**SET PROBLEM**
Write every entry out again exactly, please, and skip the pictures.

**DATA EXCERPTS**
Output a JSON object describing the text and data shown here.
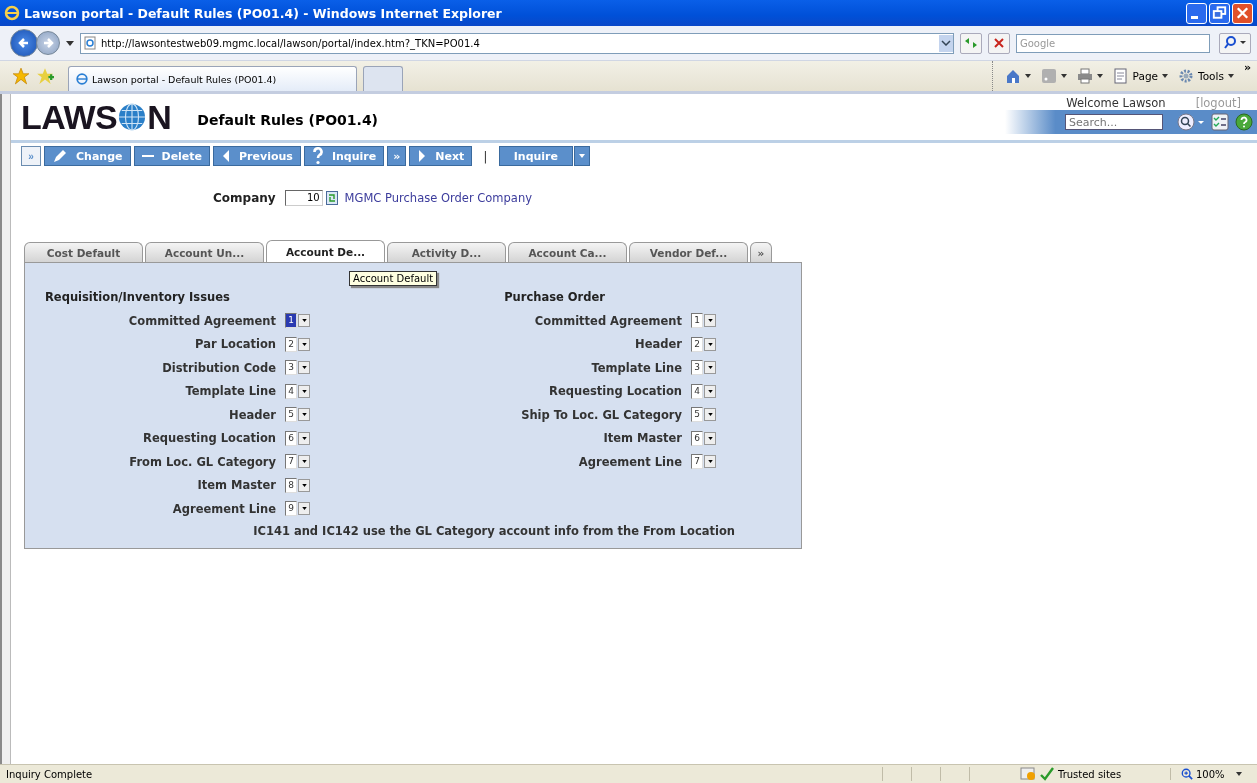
{
  "window": {
    "title": "Lawson portal - Default Rules (PO01.4) - Windows Internet Explorer"
  },
  "address_bar": {
    "url": "http://lawsontestweb09.mgmc.local/lawson/portal/index.htm?_TKN=PO01.4",
    "search_placeholder": "Google"
  },
  "browser_tabs": [
    {
      "label": "Lawson portal - Default Rules (PO01.4)",
      "selected": true
    },
    {
      "selected": false
    }
  ],
  "command_bar": [
    {
      "kind": "icon"
    },
    {
      "kind": "icon"
    },
    {
      "kind": "icon"
    },
    {
      "kind": "menu",
      "label": "Page"
    },
    {
      "kind": "menu",
      "label": "Tools"
    },
    {
      "kind": "more",
      "label": "»"
    }
  ],
  "portal": {
    "logo": {
      "before": "LAWS",
      "after": "N"
    },
    "page_title": "Default Rules (PO01.4)",
    "welcome": "Welcome Lawson",
    "logout": "[logout]",
    "search_placeholder": "Search..."
  },
  "toolbar": [
    {
      "kind": "toggle",
      "label": "»"
    },
    {
      "kind": "action",
      "label": "Change"
    },
    {
      "kind": "action",
      "label": "Delete"
    },
    {
      "kind": "action",
      "label": "Previous"
    },
    {
      "kind": "action",
      "label": "Inquire"
    },
    {
      "kind": "more",
      "label": "»"
    },
    {
      "kind": "action",
      "label": "Next"
    },
    {
      "kind": "separator",
      "label": "|"
    },
    {
      "kind": "dropdown",
      "label": "Inquire"
    }
  ],
  "company": {
    "label": "Company",
    "value": "10",
    "description": "MGMC Purchase Order Company"
  },
  "tabs": [
    {
      "label": "Cost Default",
      "selected": false
    },
    {
      "label": "Account Un...",
      "selected": false
    },
    {
      "label": "Account De...",
      "selected": true
    },
    {
      "label": "Activity D...",
      "selected": false
    },
    {
      "label": "Account Ca...",
      "selected": false
    },
    {
      "label": "Vendor Def...",
      "selected": false
    },
    {
      "label": "»",
      "selected": false
    }
  ],
  "tooltip": "Account Default",
  "sections": [
    {
      "heading": "Requisition/Inventory Issues",
      "rows": [
        {
          "label": "Committed Agreement",
          "value": "1",
          "focused": true
        },
        {
          "label": "Par Location",
          "value": "2",
          "focused": false
        },
        {
          "label": "Distribution Code",
          "value": "3",
          "focused": false
        },
        {
          "label": "Template Line",
          "value": "4",
          "focused": false
        },
        {
          "label": "Header",
          "value": "5",
          "focused": false
        },
        {
          "label": "Requesting Location",
          "value": "6",
          "focused": false
        },
        {
          "label": "From Loc. GL Category",
          "value": "7",
          "focused": false
        },
        {
          "label": "Item Master",
          "value": "8",
          "focused": false
        },
        {
          "label": "Agreement Line",
          "value": "9",
          "focused": false
        }
      ]
    },
    {
      "heading": "Purchase Order",
      "rows": [
        {
          "label": "Committed Agreement",
          "value": "1",
          "focused": false
        },
        {
          "label": "Header",
          "value": "2",
          "focused": false
        },
        {
          "label": "Template Line",
          "value": "3",
          "focused": false
        },
        {
          "label": "Requesting Location",
          "value": "4",
          "focused": false
        },
        {
          "label": "Ship To Loc. GL Category",
          "value": "5",
          "focused": false
        },
        {
          "label": "Item Master",
          "value": "6",
          "focused": false
        },
        {
          "label": "Agreement Line",
          "value": "7",
          "focused": false
        }
      ]
    }
  ],
  "note": "IC141 and IC142 use the GL Category account info from the From Location",
  "status_bar": {
    "text": "Inquiry Complete",
    "zone": "Trusted sites",
    "zoom": "100%"
  }
}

**SOLUTION BELOW**
Output a JSON object describing the text and data shown here.
{
  "window": {
    "title": "Lawson portal - Default Rules (PO01.4) - Windows Internet Explorer"
  },
  "address_bar": {
    "url": "http://lawsontestweb09.mgmc.local/lawson/portal/index.htm?_TKN=PO01.4",
    "search_placeholder": "Google"
  },
  "browser_tabs": [
    {
      "label": "Lawson portal - Default Rules (PO01.4)",
      "selected": true
    },
    {
      "selected": false
    }
  ],
  "command_bar": [
    {
      "kind": "icon"
    },
    {
      "kind": "icon"
    },
    {
      "kind": "icon"
    },
    {
      "kind": "menu",
      "label": "Page"
    },
    {
      "kind": "menu",
      "label": "Tools"
    },
    {
      "kind": "more",
      "label": "»"
    }
  ],
  "portal": {
    "logo": {
      "before": "LAWS",
      "after": "N"
    },
    "page_title": "Default Rules (PO01.4)",
    "welcome": "Welcome Lawson",
    "logout": "[logout]",
    "search_placeholder": "Search..."
  },
  "toolbar": [
    {
      "kind": "toggle",
      "label": "»"
    },
    {
      "kind": "action",
      "label": "Change"
    },
    {
      "kind": "action",
      "label": "Delete"
    },
    {
      "kind": "action",
      "label": "Previous"
    },
    {
      "kind": "action",
      "label": "Inquire"
    },
    {
      "kind": "more",
      "label": "»"
    },
    {
      "kind": "action",
      "label": "Next"
    },
    {
      "kind": "separator",
      "label": "|"
    },
    {
      "kind": "dropdown",
      "label": "Inquire"
    }
  ],
  "company": {
    "label": "Company",
    "value": "10",
    "description": "MGMC Purchase Order Company"
  },
  "tabs": [
    {
      "label": "Cost Default",
      "selected": false
    },
    {
      "label": "Account Un...",
      "selected": false
    },
    {
      "label": "Account De...",
      "selected": true
    },
    {
      "label": "Activity D...",
      "selected": false
    },
    {
      "label": "Account Ca...",
      "selected": false
    },
    {
      "label": "Vendor Def...",
      "selected": false
    },
    {
      "label": "»",
      "selected": false
    }
  ],
  "tooltip": "Account Default",
  "sections": [
    {
      "heading": "Requisition/Inventory Issues",
      "rows": [
        {
          "label": "Committed Agreement",
          "value": "1",
          "focused": true
        },
        {
          "label": "Par Location",
          "value": "2",
          "focused": false
        },
        {
          "label": "Distribution Code",
          "value": "3",
          "focused": false
        },
        {
          "label": "Template Line",
          "value": "4",
          "focused": false
        },
        {
          "label": "Header",
          "value": "5",
          "focused": false
        },
        {
          "label": "Requesting Location",
          "value": "6",
          "focused": false
        },
        {
          "label": "From Loc. GL Category",
          "value": "7",
          "focused": false
        },
        {
          "label": "Item Master",
          "value": "8",
          "focused": false
        },
        {
          "label": "Agreement Line",
          "value": "9",
          "focused": false
        }
      ]
    },
    {
      "heading": "Purchase Order",
      "rows": [
        {
          "label": "Committed Agreement",
          "value": "1",
          "focused": false
        },
        {
          "label": "Header",
          "value": "2",
          "focused": false
        },
        {
          "label": "Template Line",
          "value": "3",
          "focused": false
        },
        {
          "label": "Requesting Location",
          "value": "4",
          "focused": false
        },
        {
          "label": "Ship To Loc. GL Category",
          "value": "5",
          "focused": false
        },
        {
          "label": "Item Master",
          "value": "6",
          "focused": false
        },
        {
          "label": "Agreement Line",
          "value": "7",
          "focused": false
        }
      ]
    }
  ],
  "note": "IC141 and IC142 use the GL Category account info from the From Location",
  "status_bar": {
    "text": "Inquiry Complete",
    "zone": "Trusted sites",
    "zoom": "100%"
  }
}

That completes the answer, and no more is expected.